**Work instructions**
In the material below, the lines containing the word "title" are required; copy each of them.

BEGIN Records

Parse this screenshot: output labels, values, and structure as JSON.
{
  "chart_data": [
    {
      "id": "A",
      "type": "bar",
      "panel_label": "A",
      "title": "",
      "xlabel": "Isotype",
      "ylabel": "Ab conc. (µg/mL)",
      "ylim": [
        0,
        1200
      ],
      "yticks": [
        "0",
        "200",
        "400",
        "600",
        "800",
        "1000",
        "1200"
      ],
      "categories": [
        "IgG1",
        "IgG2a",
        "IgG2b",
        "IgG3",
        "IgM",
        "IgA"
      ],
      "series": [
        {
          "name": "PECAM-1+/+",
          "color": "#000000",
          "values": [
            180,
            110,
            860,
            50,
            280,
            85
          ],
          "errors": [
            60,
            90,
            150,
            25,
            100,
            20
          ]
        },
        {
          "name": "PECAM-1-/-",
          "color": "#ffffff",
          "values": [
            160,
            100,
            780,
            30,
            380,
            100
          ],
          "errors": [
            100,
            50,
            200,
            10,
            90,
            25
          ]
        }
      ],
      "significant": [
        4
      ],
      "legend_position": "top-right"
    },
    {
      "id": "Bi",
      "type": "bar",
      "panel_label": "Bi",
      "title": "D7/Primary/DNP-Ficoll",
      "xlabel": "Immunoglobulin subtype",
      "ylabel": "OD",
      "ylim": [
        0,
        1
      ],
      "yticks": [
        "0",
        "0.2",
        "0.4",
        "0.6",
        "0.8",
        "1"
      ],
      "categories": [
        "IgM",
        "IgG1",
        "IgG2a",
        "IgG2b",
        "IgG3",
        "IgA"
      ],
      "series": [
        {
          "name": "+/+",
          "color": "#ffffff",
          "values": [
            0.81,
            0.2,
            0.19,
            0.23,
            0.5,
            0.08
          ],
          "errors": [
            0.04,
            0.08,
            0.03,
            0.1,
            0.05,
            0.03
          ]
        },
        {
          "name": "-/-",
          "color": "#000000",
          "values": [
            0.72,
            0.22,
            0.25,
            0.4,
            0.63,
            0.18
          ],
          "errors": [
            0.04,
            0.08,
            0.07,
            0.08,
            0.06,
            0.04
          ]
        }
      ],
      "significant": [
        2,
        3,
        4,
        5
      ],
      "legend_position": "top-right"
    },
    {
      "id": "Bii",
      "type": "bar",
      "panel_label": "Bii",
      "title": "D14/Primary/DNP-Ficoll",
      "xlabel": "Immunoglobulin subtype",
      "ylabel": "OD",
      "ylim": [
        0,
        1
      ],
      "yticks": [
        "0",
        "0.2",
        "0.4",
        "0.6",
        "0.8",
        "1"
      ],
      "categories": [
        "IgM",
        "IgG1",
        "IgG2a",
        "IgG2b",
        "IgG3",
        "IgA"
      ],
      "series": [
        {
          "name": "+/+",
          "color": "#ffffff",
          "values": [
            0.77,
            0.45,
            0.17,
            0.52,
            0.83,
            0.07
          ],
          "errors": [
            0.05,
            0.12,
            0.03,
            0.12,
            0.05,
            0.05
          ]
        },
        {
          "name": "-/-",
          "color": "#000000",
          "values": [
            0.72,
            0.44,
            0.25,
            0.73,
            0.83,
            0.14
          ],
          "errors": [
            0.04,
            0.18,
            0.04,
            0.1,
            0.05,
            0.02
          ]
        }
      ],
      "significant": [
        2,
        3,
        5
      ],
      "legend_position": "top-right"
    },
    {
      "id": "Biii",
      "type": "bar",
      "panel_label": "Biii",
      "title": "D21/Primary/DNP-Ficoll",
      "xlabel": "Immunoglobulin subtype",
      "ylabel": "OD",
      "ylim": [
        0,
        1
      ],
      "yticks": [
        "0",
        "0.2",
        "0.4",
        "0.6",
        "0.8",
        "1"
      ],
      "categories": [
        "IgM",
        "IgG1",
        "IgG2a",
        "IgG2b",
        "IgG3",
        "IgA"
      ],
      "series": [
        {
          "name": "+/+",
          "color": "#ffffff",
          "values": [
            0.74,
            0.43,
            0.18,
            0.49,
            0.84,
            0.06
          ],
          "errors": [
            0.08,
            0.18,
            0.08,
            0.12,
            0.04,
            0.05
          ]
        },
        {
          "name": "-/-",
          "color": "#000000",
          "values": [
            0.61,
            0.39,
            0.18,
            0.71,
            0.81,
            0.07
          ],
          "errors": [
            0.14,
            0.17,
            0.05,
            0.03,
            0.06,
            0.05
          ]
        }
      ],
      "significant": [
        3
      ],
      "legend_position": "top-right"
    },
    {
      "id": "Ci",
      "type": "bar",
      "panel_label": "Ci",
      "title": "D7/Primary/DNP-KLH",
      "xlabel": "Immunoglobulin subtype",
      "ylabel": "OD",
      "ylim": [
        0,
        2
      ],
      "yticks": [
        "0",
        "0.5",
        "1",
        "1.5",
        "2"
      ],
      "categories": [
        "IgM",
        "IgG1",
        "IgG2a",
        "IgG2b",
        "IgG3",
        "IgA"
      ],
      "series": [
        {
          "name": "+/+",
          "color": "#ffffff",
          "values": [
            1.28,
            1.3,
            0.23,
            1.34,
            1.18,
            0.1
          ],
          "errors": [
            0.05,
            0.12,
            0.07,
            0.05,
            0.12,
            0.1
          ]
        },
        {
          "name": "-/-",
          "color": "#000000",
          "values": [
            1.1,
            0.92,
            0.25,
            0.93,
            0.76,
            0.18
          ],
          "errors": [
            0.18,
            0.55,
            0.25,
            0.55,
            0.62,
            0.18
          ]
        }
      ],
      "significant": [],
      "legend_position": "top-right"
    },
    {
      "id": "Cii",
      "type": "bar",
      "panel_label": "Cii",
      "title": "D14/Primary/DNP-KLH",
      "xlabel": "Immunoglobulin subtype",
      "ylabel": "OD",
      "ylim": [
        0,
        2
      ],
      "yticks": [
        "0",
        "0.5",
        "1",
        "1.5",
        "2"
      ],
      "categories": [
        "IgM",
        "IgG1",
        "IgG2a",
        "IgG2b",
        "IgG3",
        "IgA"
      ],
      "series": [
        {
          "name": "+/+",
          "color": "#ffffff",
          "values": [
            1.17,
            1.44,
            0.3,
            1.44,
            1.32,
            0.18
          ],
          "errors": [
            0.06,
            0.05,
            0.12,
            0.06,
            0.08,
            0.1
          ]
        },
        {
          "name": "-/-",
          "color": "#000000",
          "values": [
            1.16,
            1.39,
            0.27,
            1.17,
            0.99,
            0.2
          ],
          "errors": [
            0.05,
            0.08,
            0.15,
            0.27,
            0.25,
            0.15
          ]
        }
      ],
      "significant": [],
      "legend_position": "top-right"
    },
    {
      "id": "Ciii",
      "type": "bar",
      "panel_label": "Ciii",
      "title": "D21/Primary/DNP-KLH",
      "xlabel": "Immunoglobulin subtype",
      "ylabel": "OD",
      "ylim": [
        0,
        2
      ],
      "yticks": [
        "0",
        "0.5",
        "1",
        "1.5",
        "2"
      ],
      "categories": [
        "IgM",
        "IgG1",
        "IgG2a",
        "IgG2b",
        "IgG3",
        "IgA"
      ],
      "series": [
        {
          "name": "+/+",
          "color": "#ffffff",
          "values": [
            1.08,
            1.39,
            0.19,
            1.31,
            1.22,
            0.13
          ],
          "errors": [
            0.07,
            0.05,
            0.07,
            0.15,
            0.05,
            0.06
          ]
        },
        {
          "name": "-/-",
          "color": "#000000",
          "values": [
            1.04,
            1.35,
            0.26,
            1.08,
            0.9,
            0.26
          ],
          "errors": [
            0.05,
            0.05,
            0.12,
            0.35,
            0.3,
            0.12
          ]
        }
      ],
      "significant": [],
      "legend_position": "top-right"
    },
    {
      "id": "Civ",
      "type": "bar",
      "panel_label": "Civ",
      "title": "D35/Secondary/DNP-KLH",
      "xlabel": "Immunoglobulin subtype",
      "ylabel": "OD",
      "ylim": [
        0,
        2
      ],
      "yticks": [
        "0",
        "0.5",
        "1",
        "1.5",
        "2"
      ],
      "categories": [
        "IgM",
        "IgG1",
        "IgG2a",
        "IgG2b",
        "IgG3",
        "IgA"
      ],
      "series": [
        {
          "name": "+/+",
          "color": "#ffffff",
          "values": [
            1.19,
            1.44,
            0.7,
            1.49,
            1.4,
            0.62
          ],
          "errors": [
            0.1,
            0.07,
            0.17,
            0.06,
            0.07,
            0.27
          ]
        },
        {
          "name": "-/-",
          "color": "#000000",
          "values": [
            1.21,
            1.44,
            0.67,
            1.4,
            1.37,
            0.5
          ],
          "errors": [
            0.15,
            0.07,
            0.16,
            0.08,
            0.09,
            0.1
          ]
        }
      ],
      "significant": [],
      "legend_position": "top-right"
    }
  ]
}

END Records

**Final answer**
      "title": "",
      "title": "D7/Primary/DNP-Ficoll",
      "title": "D14/Primary/DNP-Ficoll",
      "title": "D21/Primary/DNP-Ficoll",
      "title": "D7/Primary/DNP-KLH",
      "title": "D14/Primary/DNP-KLH",
      "title": "D21/Primary/DNP-KLH",
      "title": "D35/Secondary/DNP-KLH",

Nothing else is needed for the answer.